Your task: Reproduce each line of the listing exactly.

Extracted records:
=====

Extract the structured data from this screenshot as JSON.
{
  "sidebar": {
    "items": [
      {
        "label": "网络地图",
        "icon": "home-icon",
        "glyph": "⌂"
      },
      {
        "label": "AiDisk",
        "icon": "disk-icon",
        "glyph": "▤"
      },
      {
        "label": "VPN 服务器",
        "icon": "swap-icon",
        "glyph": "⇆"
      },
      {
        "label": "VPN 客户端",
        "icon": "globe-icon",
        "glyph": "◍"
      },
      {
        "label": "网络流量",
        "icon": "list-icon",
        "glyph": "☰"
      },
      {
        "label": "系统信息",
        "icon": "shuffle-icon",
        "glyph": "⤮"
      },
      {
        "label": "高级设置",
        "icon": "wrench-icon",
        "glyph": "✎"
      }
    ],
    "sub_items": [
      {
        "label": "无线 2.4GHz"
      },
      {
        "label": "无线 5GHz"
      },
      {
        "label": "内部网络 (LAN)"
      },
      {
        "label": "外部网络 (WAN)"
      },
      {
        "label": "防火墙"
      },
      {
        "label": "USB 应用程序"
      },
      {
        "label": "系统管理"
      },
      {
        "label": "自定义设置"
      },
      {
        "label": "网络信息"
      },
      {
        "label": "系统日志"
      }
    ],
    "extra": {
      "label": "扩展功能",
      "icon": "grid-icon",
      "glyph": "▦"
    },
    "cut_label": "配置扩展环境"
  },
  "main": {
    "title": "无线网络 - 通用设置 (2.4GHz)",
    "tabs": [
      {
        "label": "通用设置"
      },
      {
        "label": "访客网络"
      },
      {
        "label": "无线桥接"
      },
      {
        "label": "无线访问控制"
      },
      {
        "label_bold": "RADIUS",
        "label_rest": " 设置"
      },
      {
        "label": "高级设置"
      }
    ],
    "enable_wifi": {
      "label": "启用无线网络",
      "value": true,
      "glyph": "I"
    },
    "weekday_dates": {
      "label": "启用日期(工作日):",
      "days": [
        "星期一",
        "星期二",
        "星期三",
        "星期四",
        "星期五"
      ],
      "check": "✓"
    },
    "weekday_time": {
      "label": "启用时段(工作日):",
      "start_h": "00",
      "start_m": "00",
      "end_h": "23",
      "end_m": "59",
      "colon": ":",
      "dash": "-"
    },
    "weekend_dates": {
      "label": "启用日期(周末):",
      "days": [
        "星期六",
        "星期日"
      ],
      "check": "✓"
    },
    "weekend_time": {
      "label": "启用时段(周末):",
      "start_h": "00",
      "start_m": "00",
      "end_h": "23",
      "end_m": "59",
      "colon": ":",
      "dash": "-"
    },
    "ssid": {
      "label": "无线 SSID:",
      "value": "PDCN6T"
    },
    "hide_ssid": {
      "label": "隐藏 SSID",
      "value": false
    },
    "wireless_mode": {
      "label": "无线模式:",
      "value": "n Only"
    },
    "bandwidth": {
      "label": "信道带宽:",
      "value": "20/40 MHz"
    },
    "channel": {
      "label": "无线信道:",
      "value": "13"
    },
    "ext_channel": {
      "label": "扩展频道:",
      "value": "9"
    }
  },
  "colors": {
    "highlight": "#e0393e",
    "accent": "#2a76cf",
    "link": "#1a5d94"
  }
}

=====

In response:
Extract the structured data from this screenshot as JSON.
{
  "sidebar": {
    "items": [
      {
        "label": "网络地图",
        "icon": "home-icon",
        "glyph": "⌂"
      },
      {
        "label": "AiDisk",
        "icon": "disk-icon",
        "glyph": "▤"
      },
      {
        "label": "VPN 服务器",
        "icon": "swap-icon",
        "glyph": "⇆"
      },
      {
        "label": "VPN 客户端",
        "icon": "globe-icon",
        "glyph": "◍"
      },
      {
        "label": "网络流量",
        "icon": "list-icon",
        "glyph": "☰"
      },
      {
        "label": "系统信息",
        "icon": "shuffle-icon",
        "glyph": "⤮"
      },
      {
        "label": "高级设置",
        "icon": "wrench-icon",
        "glyph": "✎"
      }
    ],
    "sub_items": [
      {
        "label": "无线 2.4GHz"
      },
      {
        "label": "无线 5GHz"
      },
      {
        "label": "内部网络 (LAN)"
      },
      {
        "label": "外部网络 (WAN)"
      },
      {
        "label": "防火墙"
      },
      {
        "label": "USB 应用程序"
      },
      {
        "label": "系统管理"
      },
      {
        "label": "自定义设置"
      },
      {
        "label": "网络信息"
      },
      {
        "label": "系统日志"
      }
    ],
    "extra": {
      "label": "扩展功能",
      "icon": "grid-icon",
      "glyph": "▦"
    },
    "cut_label": "配置扩展环境"
  },
  "main": {
    "title": "无线网络 - 通用设置 (2.4GHz)",
    "tabs": [
      {
        "label": "通用设置"
      },
      {
        "label": "访客网络"
      },
      {
        "label": "无线桥接"
      },
      {
        "label": "无线访问控制"
      },
      {
        "label_bold": "RADIUS",
        "label_rest": " 设置"
      },
      {
        "label": "高级设置"
      }
    ],
    "enable_wifi": {
      "label": "启用无线网络",
      "value": true,
      "glyph": "I"
    },
    "weekday_dates": {
      "label": "启用日期(工作日):",
      "days": [
        "星期一",
        "星期二",
        "星期三",
        "星期四",
        "星期五"
      ],
      "check": "✓"
    },
    "weekday_time": {
      "label": "启用时段(工作日):",
      "start_h": "00",
      "start_m": "00",
      "end_h": "23",
      "end_m": "59",
      "colon": ":",
      "dash": "-"
    },
    "weekend_dates": {
      "label": "启用日期(周末):",
      "days": [
        "星期六",
        "星期日"
      ],
      "check": "✓"
    },
    "weekend_time": {
      "label": "启用时段(周末):",
      "start_h": "00",
      "start_m": "00",
      "end_h": "23",
      "end_m": "59",
      "colon": ":",
      "dash": "-"
    },
    "ssid": {
      "label": "无线 SSID:",
      "value": "PDCN6T"
    },
    "hide_ssid": {
      "label": "隐藏 SSID",
      "value": false
    },
    "wireless_mode": {
      "label": "无线模式:",
      "value": "n Only"
    },
    "bandwidth": {
      "label": "信道带宽:",
      "value": "20/40 MHz"
    },
    "channel": {
      "label": "无线信道:",
      "value": "13"
    },
    "ext_channel": {
      "label": "扩展频道:",
      "value": "9"
    }
  },
  "colors": {
    "highlight": "#e0393e",
    "accent": "#2a76cf",
    "link": "#1a5d94"
  }
}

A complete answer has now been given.